Exercise aim: Copy out every line of the data exactly.

Data to process:
·····

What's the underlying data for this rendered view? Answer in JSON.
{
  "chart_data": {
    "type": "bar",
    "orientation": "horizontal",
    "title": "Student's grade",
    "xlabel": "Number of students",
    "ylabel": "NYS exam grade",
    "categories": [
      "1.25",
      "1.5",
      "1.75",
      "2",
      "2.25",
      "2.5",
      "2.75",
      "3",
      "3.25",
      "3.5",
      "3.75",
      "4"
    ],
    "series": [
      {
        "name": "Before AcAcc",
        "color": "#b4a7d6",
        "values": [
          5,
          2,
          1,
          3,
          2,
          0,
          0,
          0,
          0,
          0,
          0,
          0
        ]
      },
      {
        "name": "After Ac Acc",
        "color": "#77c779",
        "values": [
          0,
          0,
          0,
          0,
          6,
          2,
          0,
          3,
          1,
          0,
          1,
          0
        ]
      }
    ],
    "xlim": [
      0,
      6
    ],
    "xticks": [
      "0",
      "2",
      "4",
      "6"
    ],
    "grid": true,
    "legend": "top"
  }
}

·····

Result below:
What's the underlying data for this rendered view? Answer in JSON.
{
  "chart_data": {
    "type": "bar",
    "orientation": "horizontal",
    "title": "Student's grade",
    "xlabel": "Number of students",
    "ylabel": "NYS exam grade",
    "categories": [
      "1.25",
      "1.5",
      "1.75",
      "2",
      "2.25",
      "2.5",
      "2.75",
      "3",
      "3.25",
      "3.5",
      "3.75",
      "4"
    ],
    "series": [
      {
        "name": "Before AcAcc",
        "color": "#b4a7d6",
        "values": [
          5,
          2,
          1,
          3,
          2,
          0,
          0,
          0,
          0,
          0,
          0,
          0
        ]
      },
      {
        "name": "After Ac Acc",
        "color": "#77c779",
        "values": [
          0,
          0,
          0,
          0,
          6,
          2,
          0,
          3,
          1,
          0,
          1,
          0
        ]
      }
    ],
    "xlim": [
      0,
      6
    ],
    "xticks": [
      "0",
      "2",
      "4",
      "6"
    ],
    "grid": true,
    "legend": "top"
  }
}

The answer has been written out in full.